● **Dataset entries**
* * * * * * * * *

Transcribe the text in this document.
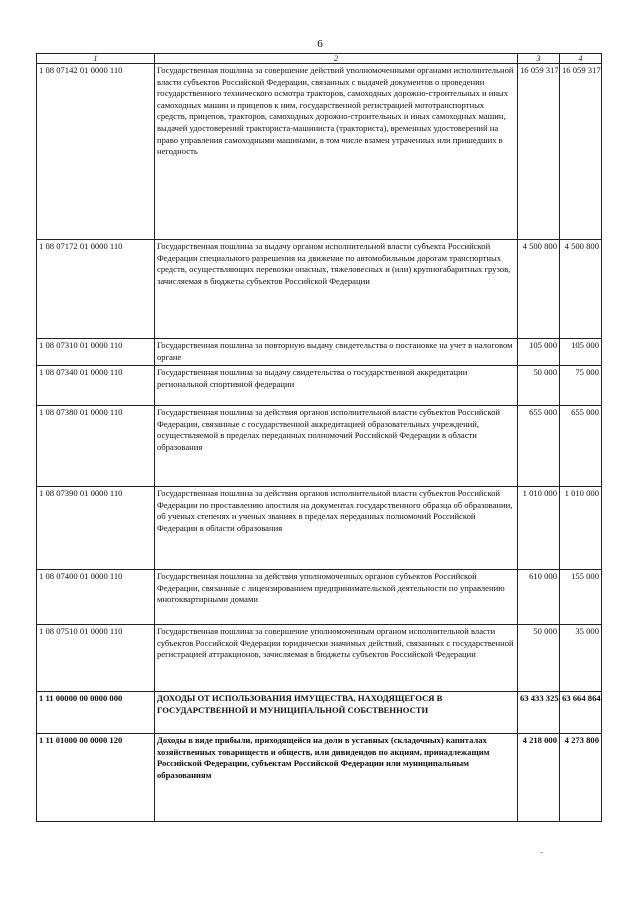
6
1	2	3	4
1 08 07142 01 0000 110	Государственная пошлина за совершение действий уполномоченными органами исполнительной власти субъектов Российской Федерации, связанных с выдачей документов о проведении государственного технического осмотра тракторов, самоходных дорожно-строительных и иных самоходных машин и прицепов к ним, государственной регистрацией мототранспортных средств, прицепов, тракторов, самоходных дорожно-строительных и иных самоходных машин, выдачей удостоверений тракториста-машиниста (тракториста), временных удостоверений на право управления самоходными машинами, в том числе взамен утраченных или пришедших в негодность	16 059 317	16 059 317
1 08 07172 01 0000 110	Государственная пошлина за выдачу органом исполнительной власти субъекта Российской Федерации специального разрешения на движение по автомобильным дорогам транспортных средств, осуществляющих перевозки опасных, тяжеловесных и (или) крупногабаритных грузов, зачисляемая в бюджеты субъектов Российской Федерации	4 500 800	4 500 800
1 08 07310 01 0000 110	Государственная пошлина за повторную выдачу свидетельства о постановке на учет в налоговом органе	105 000	105 000
1 08 07340 01 0000 110	Государственная пошлина за выдачу свидетельства о государственной аккредитации региональной спортивной федерации	50 000	75 000
1 08 07380 01 0000 110	Государственная пошлина за действия органов исполнительной власти субъектов Российской Федерации, связанные с государственной аккредитацией образовательных учреждений, осуществляемой в пределах переданных полномочий Российской Федерации в области образования	655 000	655 000
1 08 07390 01 0000 110	Государственная пошлина за действия органов исполнительной власти субъектов Российской Федерации по проставлению апостиля на документах государственного образца об образовании, об ученых степенях и ученых званиях в пределах переданных полномочий Российской Федерации в области образования	1 010 000	1 010 000
1 08 07400 01 0000 110	Государственная пошлина за действия уполномоченных органов субъектов Российской Федерации, связанные с лицензированием предпринимательской деятельности по управлению многоквартирными домами	610 000	155 000
1 08 07510 01 0000 110	Государственная пошлина за совершение уполномоченным органом исполнительной власти субъектов Российской Федерации юридически значимых действий, связанных с государственной регистрацией аттракционов, зачисляемая в бюджеты субъектов Российской Федерации	50 000	35 000
1 11 00000 00 0000 000	ДОХОДЫ ОТ ИСПОЛЬЗОВАНИЯ ИМУЩЕСТВА, НАХОДЯЩЕГОСЯ В ГОСУДАРСТВЕННОЙ И МУНИЦИПАЛЬНОЙ СОБСТВЕННОСТИ	63 433 325	63 664 864
1 11 01000 00 0000 120	Доходы в виде прибыли, приходящейся на доли в уставных (складочных) капиталах хозяйственных товариществ и обществ, или дивидендов по акциям, принадлежащим Российской Федерации, субъектам Российской Федерации или муниципальным образованиям	4 218 000	4 273 800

* * * * * * * * *

Copy the records exactly as they appear, excluding images.

Transcribe the text in this document.
6
1	2	3	4
1 08 07142 01 0000 110	Государственная пошлина за совершение действий уполномоченными органами исполнительной власти субъектов Российской Федерации, связанных с выдачей документов о проведении государственного технического осмотра тракторов, самоходных дорожно-строительных и иных самоходных машин и прицепов к ним, государственной регистрацией мототранспортных средств, прицепов, тракторов, самоходных дорожно-строительных и иных самоходных машин, выдачей удостоверений тракториста-машиниста (тракториста), временных удостоверений на право управления самоходными машинами, в том числе взамен утраченных или пришедших в негодность	16 059 317	16 059 317
1 08 07172 01 0000 110	Государственная пошлина за выдачу органом исполнительной власти субъекта Российской Федерации специального разрешения на движение по автомобильным дорогам транспортных средств, осуществляющих перевозки опасных, тяжеловесных и (или) крупногабаритных грузов, зачисляемая в бюджеты субъектов Российской Федерации	4 500 800	4 500 800
1 08 07310 01 0000 110	Государственная пошлина за повторную выдачу свидетельства о постановке на учет в налоговом органе	105 000	105 000
1 08 07340 01 0000 110	Государственная пошлина за выдачу свидетельства о государственной аккредитации региональной спортивной федерации	50 000	75 000
1 08 07380 01 0000 110	Государственная пошлина за действия органов исполнительной власти субъектов Российской Федерации, связанные с государственной аккредитацией образовательных учреждений, осуществляемой в пределах переданных полномочий Российской Федерации в области образования	655 000	655 000
1 08 07390 01 0000 110	Государственная пошлина за действия органов исполнительной власти субъектов Российской Федерации по проставлению апостиля на документах государственного образца об образовании, об ученых степенях и ученых званиях в пределах переданных полномочий Российской Федерации в области образования	1 010 000	1 010 000
1 08 07400 01 0000 110	Государственная пошлина за действия уполномоченных органов субъектов Российской Федерации, связанные с лицензированием предпринимательской деятельности по управлению многоквартирными домами	610 000	155 000
1 08 07510 01 0000 110	Государственная пошлина за совершение уполномоченным органом исполнительной власти субъектов Российской Федерации юридически значимых действий, связанных с государственной регистрацией аттракционов, зачисляемая в бюджеты субъектов Российской Федерации	50 000	35 000
1 11 00000 00 0000 000	ДОХОДЫ ОТ ИСПОЛЬЗОВАНИЯ ИМУЩЕСТВА, НАХОДЯЩЕГОСЯ В ГОСУДАРСТВЕННОЙ И МУНИЦИПАЛЬНОЙ СОБСТВЕННОСТИ	63 433 325	63 664 864
1 11 01000 00 0000 120	Доходы в виде прибыли, приходящейся на доли в уставных (складочных) капиталах хозяйственных товариществ и обществ, или дивидендов по акциям, принадлежащим Российской Федерации, субъектам Российской Федерации или муниципальным образованиям	4 218 000	4 273 800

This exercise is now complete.